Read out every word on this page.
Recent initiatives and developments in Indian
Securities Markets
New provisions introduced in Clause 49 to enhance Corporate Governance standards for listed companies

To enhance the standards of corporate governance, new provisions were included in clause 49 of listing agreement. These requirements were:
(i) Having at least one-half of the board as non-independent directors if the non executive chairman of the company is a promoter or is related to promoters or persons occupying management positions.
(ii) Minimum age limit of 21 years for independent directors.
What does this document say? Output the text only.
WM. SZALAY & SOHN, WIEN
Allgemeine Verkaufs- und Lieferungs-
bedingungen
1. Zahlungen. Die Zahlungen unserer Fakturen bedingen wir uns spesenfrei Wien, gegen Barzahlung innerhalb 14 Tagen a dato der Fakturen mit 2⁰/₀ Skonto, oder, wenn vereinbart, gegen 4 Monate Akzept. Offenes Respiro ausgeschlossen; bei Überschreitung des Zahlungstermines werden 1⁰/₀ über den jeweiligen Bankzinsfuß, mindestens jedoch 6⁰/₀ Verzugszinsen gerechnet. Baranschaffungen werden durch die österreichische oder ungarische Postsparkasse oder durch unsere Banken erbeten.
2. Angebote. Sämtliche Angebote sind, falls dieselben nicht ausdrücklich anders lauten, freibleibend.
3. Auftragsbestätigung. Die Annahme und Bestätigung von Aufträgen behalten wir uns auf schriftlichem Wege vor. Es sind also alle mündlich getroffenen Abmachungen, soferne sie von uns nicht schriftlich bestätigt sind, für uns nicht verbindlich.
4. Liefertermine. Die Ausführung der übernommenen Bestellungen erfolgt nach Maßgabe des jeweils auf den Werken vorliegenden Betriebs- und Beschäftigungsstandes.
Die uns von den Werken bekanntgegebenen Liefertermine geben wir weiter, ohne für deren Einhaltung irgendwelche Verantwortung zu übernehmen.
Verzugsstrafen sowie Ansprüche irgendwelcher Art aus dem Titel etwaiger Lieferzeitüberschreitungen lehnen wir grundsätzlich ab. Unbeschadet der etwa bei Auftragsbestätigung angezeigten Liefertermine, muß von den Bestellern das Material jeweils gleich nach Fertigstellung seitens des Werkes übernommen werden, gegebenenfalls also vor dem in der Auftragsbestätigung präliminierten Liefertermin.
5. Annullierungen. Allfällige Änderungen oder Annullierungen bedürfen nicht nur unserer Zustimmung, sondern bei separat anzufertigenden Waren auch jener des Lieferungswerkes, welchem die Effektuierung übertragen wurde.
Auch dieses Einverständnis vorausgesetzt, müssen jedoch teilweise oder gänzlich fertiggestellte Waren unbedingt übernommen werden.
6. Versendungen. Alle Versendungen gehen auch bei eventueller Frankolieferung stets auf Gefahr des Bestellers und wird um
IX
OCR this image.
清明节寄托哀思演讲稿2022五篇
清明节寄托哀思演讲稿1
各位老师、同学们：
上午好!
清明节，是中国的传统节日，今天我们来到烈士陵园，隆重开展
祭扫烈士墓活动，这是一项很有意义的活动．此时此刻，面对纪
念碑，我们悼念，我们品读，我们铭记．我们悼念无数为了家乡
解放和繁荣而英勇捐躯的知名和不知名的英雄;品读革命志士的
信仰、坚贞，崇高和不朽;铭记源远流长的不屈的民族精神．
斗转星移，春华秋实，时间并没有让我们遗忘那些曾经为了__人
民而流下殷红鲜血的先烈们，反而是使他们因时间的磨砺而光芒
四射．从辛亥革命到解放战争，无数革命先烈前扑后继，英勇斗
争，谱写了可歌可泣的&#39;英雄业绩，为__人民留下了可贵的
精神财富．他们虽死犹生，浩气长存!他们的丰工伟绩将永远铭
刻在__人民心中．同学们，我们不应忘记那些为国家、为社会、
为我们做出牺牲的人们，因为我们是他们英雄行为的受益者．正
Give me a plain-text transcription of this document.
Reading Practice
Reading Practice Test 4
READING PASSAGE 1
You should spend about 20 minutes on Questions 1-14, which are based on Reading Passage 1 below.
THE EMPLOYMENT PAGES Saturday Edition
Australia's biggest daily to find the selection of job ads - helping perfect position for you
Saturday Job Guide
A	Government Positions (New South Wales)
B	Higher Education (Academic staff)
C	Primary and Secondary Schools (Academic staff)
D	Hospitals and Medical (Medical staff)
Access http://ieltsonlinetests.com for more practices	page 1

────────

*What the exercise asks*:
Give the number of lines that hold the word "provisions" in these records, with nothing added.

*Task output*:
2